- _WHAT IS EXPECTED_
Please output the lines shown below exactly as they appear.
# EXERCISE INPUT start
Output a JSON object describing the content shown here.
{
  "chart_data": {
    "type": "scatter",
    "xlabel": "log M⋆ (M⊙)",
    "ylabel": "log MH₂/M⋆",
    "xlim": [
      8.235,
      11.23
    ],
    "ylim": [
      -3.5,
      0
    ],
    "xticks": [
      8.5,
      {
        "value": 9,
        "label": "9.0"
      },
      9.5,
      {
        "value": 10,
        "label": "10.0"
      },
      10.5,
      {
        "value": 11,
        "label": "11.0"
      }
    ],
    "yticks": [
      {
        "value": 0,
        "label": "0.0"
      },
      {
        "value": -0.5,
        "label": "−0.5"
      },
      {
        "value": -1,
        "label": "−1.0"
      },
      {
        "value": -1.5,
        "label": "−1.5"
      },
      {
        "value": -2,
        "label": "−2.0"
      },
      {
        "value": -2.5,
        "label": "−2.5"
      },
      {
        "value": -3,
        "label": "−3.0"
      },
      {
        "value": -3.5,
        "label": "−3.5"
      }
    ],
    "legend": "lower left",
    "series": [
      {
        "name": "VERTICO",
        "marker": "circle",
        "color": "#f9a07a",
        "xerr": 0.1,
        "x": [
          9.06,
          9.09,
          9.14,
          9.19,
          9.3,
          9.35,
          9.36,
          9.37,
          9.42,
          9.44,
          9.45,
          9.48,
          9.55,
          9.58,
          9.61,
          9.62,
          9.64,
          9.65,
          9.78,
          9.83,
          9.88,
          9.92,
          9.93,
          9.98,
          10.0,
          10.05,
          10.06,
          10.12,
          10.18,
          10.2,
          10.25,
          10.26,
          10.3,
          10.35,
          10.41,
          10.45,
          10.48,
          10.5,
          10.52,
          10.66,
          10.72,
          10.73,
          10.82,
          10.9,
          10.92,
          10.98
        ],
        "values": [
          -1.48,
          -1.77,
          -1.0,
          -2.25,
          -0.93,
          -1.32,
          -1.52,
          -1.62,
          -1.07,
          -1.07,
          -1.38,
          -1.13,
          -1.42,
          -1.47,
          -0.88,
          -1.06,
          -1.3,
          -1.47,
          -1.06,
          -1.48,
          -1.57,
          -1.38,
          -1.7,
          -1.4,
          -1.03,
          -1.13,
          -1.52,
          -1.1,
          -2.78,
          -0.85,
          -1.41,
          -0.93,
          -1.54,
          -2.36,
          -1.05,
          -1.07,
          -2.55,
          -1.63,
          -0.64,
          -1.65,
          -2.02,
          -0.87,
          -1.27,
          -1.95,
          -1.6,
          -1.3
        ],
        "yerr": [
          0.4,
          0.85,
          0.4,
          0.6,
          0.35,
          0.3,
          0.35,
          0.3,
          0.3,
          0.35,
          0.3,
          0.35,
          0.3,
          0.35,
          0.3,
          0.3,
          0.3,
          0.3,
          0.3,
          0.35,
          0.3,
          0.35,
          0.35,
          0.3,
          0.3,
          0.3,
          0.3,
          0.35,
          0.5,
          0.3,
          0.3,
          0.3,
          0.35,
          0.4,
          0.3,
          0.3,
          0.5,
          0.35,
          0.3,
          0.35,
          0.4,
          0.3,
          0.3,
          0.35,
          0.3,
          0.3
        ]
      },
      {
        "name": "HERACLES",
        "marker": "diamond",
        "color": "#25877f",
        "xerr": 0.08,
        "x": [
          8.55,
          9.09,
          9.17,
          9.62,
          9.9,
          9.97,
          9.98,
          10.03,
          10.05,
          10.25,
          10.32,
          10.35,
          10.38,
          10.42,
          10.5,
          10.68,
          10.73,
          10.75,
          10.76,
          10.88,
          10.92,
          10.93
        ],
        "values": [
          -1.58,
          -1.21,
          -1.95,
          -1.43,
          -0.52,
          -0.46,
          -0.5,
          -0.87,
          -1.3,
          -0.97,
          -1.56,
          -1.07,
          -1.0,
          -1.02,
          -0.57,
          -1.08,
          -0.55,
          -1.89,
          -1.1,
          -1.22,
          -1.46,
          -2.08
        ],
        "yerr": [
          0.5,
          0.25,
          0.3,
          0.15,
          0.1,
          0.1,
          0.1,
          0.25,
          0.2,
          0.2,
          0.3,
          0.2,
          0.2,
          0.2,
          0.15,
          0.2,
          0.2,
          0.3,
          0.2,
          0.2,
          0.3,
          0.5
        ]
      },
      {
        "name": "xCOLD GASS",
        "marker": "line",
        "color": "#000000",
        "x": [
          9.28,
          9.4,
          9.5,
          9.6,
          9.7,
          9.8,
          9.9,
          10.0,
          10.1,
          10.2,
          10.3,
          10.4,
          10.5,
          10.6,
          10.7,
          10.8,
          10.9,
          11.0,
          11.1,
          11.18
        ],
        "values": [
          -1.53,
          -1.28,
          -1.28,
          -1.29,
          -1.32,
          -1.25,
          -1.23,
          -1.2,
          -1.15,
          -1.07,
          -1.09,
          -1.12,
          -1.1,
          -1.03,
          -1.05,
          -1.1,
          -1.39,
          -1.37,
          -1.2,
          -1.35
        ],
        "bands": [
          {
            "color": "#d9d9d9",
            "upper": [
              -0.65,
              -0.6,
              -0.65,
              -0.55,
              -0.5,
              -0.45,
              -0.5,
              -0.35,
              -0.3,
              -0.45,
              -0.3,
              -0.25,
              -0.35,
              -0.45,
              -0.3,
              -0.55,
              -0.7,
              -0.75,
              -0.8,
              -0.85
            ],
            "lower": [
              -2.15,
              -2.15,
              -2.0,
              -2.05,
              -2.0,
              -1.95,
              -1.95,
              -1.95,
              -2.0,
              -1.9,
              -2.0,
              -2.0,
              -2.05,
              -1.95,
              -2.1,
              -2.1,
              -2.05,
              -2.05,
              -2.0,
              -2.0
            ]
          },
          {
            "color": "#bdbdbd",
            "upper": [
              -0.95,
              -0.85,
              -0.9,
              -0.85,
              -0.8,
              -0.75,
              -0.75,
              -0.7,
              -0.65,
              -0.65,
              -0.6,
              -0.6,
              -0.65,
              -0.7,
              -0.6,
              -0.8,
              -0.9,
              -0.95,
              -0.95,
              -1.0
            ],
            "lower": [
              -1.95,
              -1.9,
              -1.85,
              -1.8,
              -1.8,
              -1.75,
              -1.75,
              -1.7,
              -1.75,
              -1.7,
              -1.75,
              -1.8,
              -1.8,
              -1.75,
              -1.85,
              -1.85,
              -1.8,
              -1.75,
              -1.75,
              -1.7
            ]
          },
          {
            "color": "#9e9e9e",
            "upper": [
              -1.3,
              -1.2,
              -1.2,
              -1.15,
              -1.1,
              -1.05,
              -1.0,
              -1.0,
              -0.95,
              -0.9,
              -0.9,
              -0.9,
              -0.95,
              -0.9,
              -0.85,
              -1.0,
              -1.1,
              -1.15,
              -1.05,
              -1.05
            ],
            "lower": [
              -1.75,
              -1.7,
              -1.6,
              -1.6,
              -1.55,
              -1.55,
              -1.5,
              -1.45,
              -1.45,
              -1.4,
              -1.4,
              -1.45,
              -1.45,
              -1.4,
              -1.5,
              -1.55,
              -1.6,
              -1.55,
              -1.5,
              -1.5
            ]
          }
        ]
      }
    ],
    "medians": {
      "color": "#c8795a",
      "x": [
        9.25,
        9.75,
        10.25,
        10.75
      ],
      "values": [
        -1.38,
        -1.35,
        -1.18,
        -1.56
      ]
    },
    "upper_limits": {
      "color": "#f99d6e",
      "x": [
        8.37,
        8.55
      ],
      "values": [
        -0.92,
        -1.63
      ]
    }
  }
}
# EXERCISE INPUT end
- _ANSWER FOR THIS EXERCISE_
Output a JSON object describing the content shown here.
{
  "chart_data": {
    "type": "scatter",
    "xlabel": "log M⋆ (M⊙)",
    "ylabel": "log MH₂/M⋆",
    "xlim": [
      8.235,
      11.23
    ],
    "ylim": [
      -3.5,
      0
    ],
    "xticks": [
      8.5,
      {
        "value": 9,
        "label": "9.0"
      },
      9.5,
      {
        "value": 10,
        "label": "10.0"
      },
      10.5,
      {
        "value": 11,
        "label": "11.0"
      }
    ],
    "yticks": [
      {
        "value": 0,
        "label": "0.0"
      },
      {
        "value": -0.5,
        "label": "−0.5"
      },
      {
        "value": -1,
        "label": "−1.0"
      },
      {
        "value": -1.5,
        "label": "−1.5"
      },
      {
        "value": -2,
        "label": "−2.0"
      },
      {
        "value": -2.5,
        "label": "−2.5"
      },
      {
        "value": -3,
        "label": "−3.0"
      },
      {
        "value": -3.5,
        "label": "−3.5"
      }
    ],
    "legend": "lower left",
    "series": [
      {
        "name": "VERTICO",
        "marker": "circle",
        "color": "#f9a07a",
        "xerr": 0.1,
        "x": [
          9.06,
          9.09,
          9.14,
          9.19,
          9.3,
          9.35,
          9.36,
          9.37,
          9.42,
          9.44,
          9.45,
          9.48,
          9.55,
          9.58,
          9.61,
          9.62,
          9.64,
          9.65,
          9.78,
          9.83,
          9.88,
          9.92,
          9.93,
          9.98,
          10.0,
          10.05,
          10.06,
          10.12,
          10.18,
          10.2,
          10.25,
          10.26,
          10.3,
          10.35,
          10.41,
          10.45,
          10.48,
          10.5,
          10.52,
          10.66,
          10.72,
          10.73,
          10.82,
          10.9,
          10.92,
          10.98
        ],
        "values": [
          -1.48,
          -1.77,
          -1.0,
          -2.25,
          -0.93,
          -1.32,
          -1.52,
          -1.62,
          -1.07,
          -1.07,
          -1.38,
          -1.13,
          -1.42,
          -1.47,
          -0.88,
          -1.06,
          -1.3,
          -1.47,
          -1.06,
          -1.48,
          -1.57,
          -1.38,
          -1.7,
          -1.4,
          -1.03,
          -1.13,
          -1.52,
          -1.1,
          -2.78,
          -0.85,
          -1.41,
          -0.93,
          -1.54,
          -2.36,
          -1.05,
          -1.07,
          -2.55,
          -1.63,
          -0.64,
          -1.65,
          -2.02,
          -0.87,
          -1.27,
          -1.95,
          -1.6,
          -1.3
        ],
        "yerr": [
          0.4,
          0.85,
          0.4,
          0.6,
          0.35,
          0.3,
          0.35,
          0.3,
          0.3,
          0.35,
          0.3,
          0.35,
          0.3,
          0.35,
          0.3,
          0.3,
          0.3,
          0.3,
          0.3,
          0.35,
          0.3,
          0.35,
          0.35,
          0.3,
          0.3,
          0.3,
          0.3,
          0.35,
          0.5,
          0.3,
          0.3,
          0.3,
          0.35,
          0.4,
          0.3,
          0.3,
          0.5,
          0.35,
          0.3,
          0.35,
          0.4,
          0.3,
          0.3,
          0.35,
          0.3,
          0.3
        ]
      },
      {
        "name": "HERACLES",
        "marker": "diamond",
        "color": "#25877f",
        "xerr": 0.08,
        "x": [
          8.55,
          9.09,
          9.17,
          9.62,
          9.9,
          9.97,
          9.98,
          10.03,
          10.05,
          10.25,
          10.32,
          10.35,
          10.38,
          10.42,
          10.5,
          10.68,
          10.73,
          10.75,
          10.76,
          10.88,
          10.92,
          10.93
        ],
        "values": [
          -1.58,
          -1.21,
          -1.95,
          -1.43,
          -0.52,
          -0.46,
          -0.5,
          -0.87,
          -1.3,
          -0.97,
          -1.56,
          -1.07,
          -1.0,
          -1.02,
          -0.57,
          -1.08,
          -0.55,
          -1.89,
          -1.1,
          -1.22,
          -1.46,
          -2.08
        ],
        "yerr": [
          0.5,
          0.25,
          0.3,
          0.15,
          0.1,
          0.1,
          0.1,
          0.25,
          0.2,
          0.2,
          0.3,
          0.2,
          0.2,
          0.2,
          0.15,
          0.2,
          0.2,
          0.3,
          0.2,
          0.2,
          0.3,
          0.5
        ]
      },
      {
        "name": "xCOLD GASS",
        "marker": "line",
        "color": "#000000",
        "x": [
          9.28,
          9.4,
          9.5,
          9.6,
          9.7,
          9.8,
          9.9,
          10.0,
          10.1,
          10.2,
          10.3,
          10.4,
          10.5,
          10.6,
          10.7,
          10.8,
          10.9,
          11.0,
          11.1,
          11.18
        ],
        "values": [
          -1.53,
          -1.28,
          -1.28,
          -1.29,
          -1.32,
          -1.25,
          -1.23,
          -1.2,
          -1.15,
          -1.07,
          -1.09,
          -1.12,
          -1.1,
          -1.03,
          -1.05,
          -1.1,
          -1.39,
          -1.37,
          -1.2,
          -1.35
        ],
        "bands": [
          {
            "color": "#d9d9d9",
            "upper": [
              -0.65,
              -0.6,
              -0.65,
              -0.55,
              -0.5,
              -0.45,
              -0.5,
              -0.35,
              -0.3,
              -0.45,
              -0.3,
              -0.25,
              -0.35,
              -0.45,
              -0.3,
              -0.55,
              -0.7,
              -0.75,
              -0.8,
              -0.85
            ],
            "lower": [
              -2.15,
              -2.15,
              -2.0,
              -2.05,
              -2.0,
              -1.95,
              -1.95,
              -1.95,
              -2.0,
              -1.9,
              -2.0,
              -2.0,
              -2.05,
              -1.95,
              -2.1,
              -2.1,
              -2.05,
              -2.05,
              -2.0,
              -2.0
            ]
          },
          {
            "color": "#bdbdbd",
            "upper": [
              -0.95,
              -0.85,
              -0.9,
              -0.85,
              -0.8,
              -0.75,
              -0.75,
              -0.7,
              -0.65,
              -0.65,
              -0.6,
              -0.6,
              -0.65,
              -0.7,
              -0.6,
              -0.8,
              -0.9,
              -0.95,
              -0.95,
              -1.0
            ],
            "lower": [
              -1.95,
              -1.9,
              -1.85,
              -1.8,
              -1.8,
              -1.75,
              -1.75,
              -1.7,
              -1.75,
              -1.7,
              -1.75,
              -1.8,
              -1.8,
              -1.75,
              -1.85,
              -1.85,
              -1.8,
              -1.75,
              -1.75,
              -1.7
            ]
          },
          {
            "color": "#9e9e9e",
            "upper": [
              -1.3,
              -1.2,
              -1.2,
              -1.15,
              -1.1,
              -1.05,
              -1.0,
              -1.0,
              -0.95,
              -0.9,
              -0.9,
              -0.9,
              -0.95,
              -0.9,
              -0.85,
              -1.0,
              -1.1,
              -1.15,
              -1.05,
              -1.05
            ],
            "lower": [
              -1.75,
              -1.7,
              -1.6,
              -1.6,
              -1.55,
              -1.55,
              -1.5,
              -1.45,
              -1.45,
              -1.4,
              -1.4,
              -1.45,
              -1.45,
              -1.4,
              -1.5,
              -1.55,
              -1.6,
              -1.55,
              -1.5,
              -1.5
            ]
          }
        ]
      }
    ],
    "medians": {
      "color": "#c8795a",
      "x": [
        9.25,
        9.75,
        10.25,
        10.75
      ],
      "values": [
        -1.38,
        -1.35,
        -1.18,
        -1.56
      ]
    },
    "upper_limits": {
      "color": "#f99d6e",
      "x": [
        8.37,
        8.55
      ],
      "values": [
        -0.92,
        -1.63
      ]
    }
  }
}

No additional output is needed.